→ INSTRUCTIONS TO FOLLOW
Pull every line containing "name" from the entries.

— Begin —

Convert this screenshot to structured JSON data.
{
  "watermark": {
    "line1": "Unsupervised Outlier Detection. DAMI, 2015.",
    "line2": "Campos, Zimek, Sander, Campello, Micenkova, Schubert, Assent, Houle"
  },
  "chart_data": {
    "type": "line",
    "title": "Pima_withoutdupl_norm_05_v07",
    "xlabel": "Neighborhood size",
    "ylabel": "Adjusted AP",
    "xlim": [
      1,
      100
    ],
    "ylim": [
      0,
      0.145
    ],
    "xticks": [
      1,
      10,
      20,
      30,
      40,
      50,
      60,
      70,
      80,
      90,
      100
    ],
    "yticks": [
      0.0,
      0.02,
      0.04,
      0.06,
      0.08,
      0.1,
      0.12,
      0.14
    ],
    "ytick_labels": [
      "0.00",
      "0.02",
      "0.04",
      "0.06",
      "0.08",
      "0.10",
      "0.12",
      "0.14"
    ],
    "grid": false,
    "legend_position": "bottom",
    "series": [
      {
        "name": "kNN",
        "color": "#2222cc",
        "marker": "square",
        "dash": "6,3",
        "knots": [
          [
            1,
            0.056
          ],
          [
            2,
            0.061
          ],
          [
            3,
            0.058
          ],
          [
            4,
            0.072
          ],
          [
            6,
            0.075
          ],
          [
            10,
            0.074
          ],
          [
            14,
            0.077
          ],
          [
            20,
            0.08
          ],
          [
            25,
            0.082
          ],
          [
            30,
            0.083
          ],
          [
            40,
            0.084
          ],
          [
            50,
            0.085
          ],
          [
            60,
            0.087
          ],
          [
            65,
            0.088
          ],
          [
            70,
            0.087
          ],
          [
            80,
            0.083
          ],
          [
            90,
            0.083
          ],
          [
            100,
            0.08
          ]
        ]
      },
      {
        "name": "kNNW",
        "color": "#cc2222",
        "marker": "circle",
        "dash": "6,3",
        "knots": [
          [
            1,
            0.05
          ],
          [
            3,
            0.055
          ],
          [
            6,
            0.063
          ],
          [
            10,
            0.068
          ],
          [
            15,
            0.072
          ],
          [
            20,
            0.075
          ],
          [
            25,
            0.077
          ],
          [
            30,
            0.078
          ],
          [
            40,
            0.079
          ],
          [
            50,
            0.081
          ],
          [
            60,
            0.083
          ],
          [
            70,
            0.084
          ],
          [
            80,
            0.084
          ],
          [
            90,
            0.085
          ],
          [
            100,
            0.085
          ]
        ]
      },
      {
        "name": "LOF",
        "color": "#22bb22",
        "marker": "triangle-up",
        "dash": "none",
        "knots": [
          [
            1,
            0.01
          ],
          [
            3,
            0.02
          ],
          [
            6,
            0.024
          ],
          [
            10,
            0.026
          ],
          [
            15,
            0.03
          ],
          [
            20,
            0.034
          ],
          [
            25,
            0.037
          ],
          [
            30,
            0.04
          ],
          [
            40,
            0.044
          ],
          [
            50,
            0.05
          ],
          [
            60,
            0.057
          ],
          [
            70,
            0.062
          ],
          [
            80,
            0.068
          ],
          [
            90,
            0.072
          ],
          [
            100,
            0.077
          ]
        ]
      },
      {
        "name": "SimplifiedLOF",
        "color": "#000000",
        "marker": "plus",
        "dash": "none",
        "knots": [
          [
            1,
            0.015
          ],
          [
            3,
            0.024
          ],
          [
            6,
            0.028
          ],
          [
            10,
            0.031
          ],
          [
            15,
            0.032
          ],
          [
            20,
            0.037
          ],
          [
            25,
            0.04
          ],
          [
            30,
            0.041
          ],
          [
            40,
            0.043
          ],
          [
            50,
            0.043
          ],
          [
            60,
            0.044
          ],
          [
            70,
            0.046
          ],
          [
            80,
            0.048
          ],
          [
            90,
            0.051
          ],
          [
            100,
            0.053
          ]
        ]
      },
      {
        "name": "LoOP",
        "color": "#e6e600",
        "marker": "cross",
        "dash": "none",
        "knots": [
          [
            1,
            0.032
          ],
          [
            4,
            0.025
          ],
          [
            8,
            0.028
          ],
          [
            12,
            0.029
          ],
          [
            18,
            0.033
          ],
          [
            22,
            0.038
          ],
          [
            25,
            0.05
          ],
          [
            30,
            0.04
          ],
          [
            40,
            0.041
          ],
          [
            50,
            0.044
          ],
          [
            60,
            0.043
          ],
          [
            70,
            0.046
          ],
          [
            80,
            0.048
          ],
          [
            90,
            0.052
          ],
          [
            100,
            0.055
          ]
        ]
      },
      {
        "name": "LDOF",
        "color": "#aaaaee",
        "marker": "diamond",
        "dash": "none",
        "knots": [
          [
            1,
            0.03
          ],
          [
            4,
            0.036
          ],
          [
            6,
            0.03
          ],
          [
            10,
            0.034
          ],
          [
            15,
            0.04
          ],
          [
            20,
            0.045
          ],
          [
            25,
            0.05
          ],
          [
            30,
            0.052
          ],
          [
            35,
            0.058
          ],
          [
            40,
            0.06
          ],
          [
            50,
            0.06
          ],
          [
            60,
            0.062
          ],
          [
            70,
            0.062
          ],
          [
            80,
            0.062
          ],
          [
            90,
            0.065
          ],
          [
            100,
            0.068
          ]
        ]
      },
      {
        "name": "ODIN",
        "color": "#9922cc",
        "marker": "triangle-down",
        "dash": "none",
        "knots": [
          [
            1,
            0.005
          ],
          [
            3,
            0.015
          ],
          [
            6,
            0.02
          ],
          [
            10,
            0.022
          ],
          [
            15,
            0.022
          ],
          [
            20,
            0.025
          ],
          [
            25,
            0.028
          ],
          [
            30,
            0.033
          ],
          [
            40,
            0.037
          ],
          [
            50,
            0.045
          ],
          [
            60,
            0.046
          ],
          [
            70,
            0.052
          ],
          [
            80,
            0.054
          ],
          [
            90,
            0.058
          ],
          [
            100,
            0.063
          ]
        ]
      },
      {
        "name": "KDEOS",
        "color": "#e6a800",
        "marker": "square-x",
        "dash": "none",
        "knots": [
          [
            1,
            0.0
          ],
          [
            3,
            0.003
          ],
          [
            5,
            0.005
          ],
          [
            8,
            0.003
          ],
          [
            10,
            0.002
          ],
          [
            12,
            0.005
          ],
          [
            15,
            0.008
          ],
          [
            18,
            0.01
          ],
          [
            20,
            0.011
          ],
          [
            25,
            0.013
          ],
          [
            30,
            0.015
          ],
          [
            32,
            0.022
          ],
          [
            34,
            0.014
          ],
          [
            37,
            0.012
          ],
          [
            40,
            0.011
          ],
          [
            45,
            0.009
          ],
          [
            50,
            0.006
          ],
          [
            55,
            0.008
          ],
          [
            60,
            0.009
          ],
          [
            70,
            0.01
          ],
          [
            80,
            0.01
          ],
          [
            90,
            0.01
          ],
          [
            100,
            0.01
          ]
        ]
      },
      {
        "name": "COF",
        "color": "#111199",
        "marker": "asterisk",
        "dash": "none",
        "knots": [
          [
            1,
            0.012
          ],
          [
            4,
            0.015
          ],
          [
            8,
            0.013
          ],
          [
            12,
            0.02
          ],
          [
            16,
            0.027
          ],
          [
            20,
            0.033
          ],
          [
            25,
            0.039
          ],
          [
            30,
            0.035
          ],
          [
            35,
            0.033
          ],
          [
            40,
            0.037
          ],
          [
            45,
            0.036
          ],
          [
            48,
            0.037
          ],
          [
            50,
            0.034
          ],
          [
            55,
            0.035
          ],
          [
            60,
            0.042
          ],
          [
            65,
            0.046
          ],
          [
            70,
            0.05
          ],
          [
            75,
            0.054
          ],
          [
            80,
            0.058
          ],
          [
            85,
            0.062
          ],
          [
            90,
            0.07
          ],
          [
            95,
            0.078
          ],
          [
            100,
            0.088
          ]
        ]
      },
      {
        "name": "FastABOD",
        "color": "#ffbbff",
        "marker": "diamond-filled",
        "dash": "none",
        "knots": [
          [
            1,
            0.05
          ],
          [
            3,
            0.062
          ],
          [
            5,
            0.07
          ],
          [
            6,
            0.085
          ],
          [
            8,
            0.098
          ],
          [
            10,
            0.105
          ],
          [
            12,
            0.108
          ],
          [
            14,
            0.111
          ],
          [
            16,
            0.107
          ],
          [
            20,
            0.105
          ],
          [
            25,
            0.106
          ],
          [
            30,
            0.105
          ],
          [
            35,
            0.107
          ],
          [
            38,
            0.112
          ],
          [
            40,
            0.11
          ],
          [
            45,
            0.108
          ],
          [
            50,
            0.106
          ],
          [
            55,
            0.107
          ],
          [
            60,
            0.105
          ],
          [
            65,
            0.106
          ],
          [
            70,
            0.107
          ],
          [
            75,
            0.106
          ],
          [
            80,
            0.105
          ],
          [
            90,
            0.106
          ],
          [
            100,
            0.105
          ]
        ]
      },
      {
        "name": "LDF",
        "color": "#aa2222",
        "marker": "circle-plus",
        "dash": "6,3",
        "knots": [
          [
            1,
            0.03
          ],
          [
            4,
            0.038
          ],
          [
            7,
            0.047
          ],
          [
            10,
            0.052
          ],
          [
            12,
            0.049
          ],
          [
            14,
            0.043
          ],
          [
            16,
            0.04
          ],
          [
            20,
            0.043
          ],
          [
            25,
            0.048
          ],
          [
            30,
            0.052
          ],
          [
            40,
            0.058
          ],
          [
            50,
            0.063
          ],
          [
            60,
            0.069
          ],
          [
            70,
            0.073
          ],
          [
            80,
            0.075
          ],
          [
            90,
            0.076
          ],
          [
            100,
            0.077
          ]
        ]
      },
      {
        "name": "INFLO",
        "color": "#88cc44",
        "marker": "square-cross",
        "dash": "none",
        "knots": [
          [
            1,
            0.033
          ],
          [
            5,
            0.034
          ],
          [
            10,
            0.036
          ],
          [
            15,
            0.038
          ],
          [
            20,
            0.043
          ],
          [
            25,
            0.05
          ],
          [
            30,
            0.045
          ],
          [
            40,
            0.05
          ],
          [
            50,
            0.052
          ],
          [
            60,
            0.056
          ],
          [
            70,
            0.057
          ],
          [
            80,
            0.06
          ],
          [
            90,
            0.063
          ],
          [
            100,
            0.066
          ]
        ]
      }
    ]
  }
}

— End —

→ REPLY TO THE TASK
        "name": "kNN",
        "name": "kNNW",
        "name": "LOF",
        "name": "SimplifiedLOF",
        "name": "LoOP",
        "name": "LDOF",
        "name": "ODIN",
        "name": "KDEOS",
        "name": "COF",
        "name": "FastABOD",
        "name": "LDF",
        "name": "INFLO",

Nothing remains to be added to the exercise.